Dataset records

################

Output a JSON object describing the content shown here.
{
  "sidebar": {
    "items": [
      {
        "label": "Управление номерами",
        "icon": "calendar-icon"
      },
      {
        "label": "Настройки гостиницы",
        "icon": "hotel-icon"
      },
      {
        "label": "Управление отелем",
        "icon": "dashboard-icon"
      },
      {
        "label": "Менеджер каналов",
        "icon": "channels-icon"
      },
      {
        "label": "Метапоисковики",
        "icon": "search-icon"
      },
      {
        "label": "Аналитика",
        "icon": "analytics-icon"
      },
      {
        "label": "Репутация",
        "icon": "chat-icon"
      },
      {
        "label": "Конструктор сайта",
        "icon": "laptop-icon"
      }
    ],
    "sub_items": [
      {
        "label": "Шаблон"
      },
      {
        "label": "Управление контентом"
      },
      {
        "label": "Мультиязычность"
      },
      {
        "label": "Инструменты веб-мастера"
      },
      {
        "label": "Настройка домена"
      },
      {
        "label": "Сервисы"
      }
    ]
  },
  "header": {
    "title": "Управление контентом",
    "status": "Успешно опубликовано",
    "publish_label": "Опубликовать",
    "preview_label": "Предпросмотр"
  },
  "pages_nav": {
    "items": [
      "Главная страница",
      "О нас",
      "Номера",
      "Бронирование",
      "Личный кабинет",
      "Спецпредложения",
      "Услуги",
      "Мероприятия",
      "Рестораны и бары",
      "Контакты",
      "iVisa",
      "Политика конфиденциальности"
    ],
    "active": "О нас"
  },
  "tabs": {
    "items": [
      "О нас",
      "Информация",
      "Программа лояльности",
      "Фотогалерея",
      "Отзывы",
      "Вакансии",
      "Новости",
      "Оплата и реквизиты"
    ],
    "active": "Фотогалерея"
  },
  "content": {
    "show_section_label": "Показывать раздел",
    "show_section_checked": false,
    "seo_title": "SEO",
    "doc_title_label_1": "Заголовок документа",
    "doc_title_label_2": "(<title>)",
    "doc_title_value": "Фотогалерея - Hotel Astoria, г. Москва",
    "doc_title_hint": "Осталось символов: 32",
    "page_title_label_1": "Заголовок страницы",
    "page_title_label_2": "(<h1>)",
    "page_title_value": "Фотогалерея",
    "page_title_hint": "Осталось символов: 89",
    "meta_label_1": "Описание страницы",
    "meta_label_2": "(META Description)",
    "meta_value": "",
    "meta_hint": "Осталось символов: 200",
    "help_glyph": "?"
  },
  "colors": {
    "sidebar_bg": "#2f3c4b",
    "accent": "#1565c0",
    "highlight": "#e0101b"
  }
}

################

◆ **Problem**: Write out the whole listing exactly.

◆ **Result of the task**:
Output a JSON object describing the content shown here.
{
  "sidebar": {
    "items": [
      {
        "label": "Управление номерами",
        "icon": "calendar-icon"
      },
      {
        "label": "Настройки гостиницы",
        "icon": "hotel-icon"
      },
      {
        "label": "Управление отелем",
        "icon": "dashboard-icon"
      },
      {
        "label": "Менеджер каналов",
        "icon": "channels-icon"
      },
      {
        "label": "Метапоисковики",
        "icon": "search-icon"
      },
      {
        "label": "Аналитика",
        "icon": "analytics-icon"
      },
      {
        "label": "Репутация",
        "icon": "chat-icon"
      },
      {
        "label": "Конструктор сайта",
        "icon": "laptop-icon"
      }
    ],
    "sub_items": [
      {
        "label": "Шаблон"
      },
      {
        "label": "Управление контентом"
      },
      {
        "label": "Мультиязычность"
      },
      {
        "label": "Инструменты веб-мастера"
      },
      {
        "label": "Настройка домена"
      },
      {
        "label": "Сервисы"
      }
    ]
  },
  "header": {
    "title": "Управление контентом",
    "status": "Успешно опубликовано",
    "publish_label": "Опубликовать",
    "preview_label": "Предпросмотр"
  },
  "pages_nav": {
    "items": [
      "Главная страница",
      "О нас",
      "Номера",
      "Бронирование",
      "Личный кабинет",
      "Спецпредложения",
      "Услуги",
      "Мероприятия",
      "Рестораны и бары",
      "Контакты",
      "iVisa",
      "Политика конфиденциальности"
    ],
    "active": "О нас"
  },
  "tabs": {
    "items": [
      "О нас",
      "Информация",
      "Программа лояльности",
      "Фотогалерея",
      "Отзывы",
      "Вакансии",
      "Новости",
      "Оплата и реквизиты"
    ],
    "active": "Фотогалерея"
  },
  "content": {
    "show_section_label": "Показывать раздел",
    "show_section_checked": false,
    "seo_title": "SEO",
    "doc_title_label_1": "Заголовок документа",
    "doc_title_label_2": "(<title>)",
    "doc_title_value": "Фотогалерея - Hotel Astoria, г. Москва",
    "doc_title_hint": "Осталось символов: 32",
    "page_title_label_1": "Заголовок страницы",
    "page_title_label_2": "(<h1>)",
    "page_title_value": "Фотогалерея",
    "page_title_hint": "Осталось символов: 89",
    "meta_label_1": "Описание страницы",
    "meta_label_2": "(META Description)",
    "meta_value": "",
    "meta_hint": "Осталось символов: 200",
    "help_glyph": "?"
  },
  "colors": {
    "sidebar_bg": "#2f3c4b",
    "accent": "#1565c0",
    "highlight": "#e0101b"
  }
}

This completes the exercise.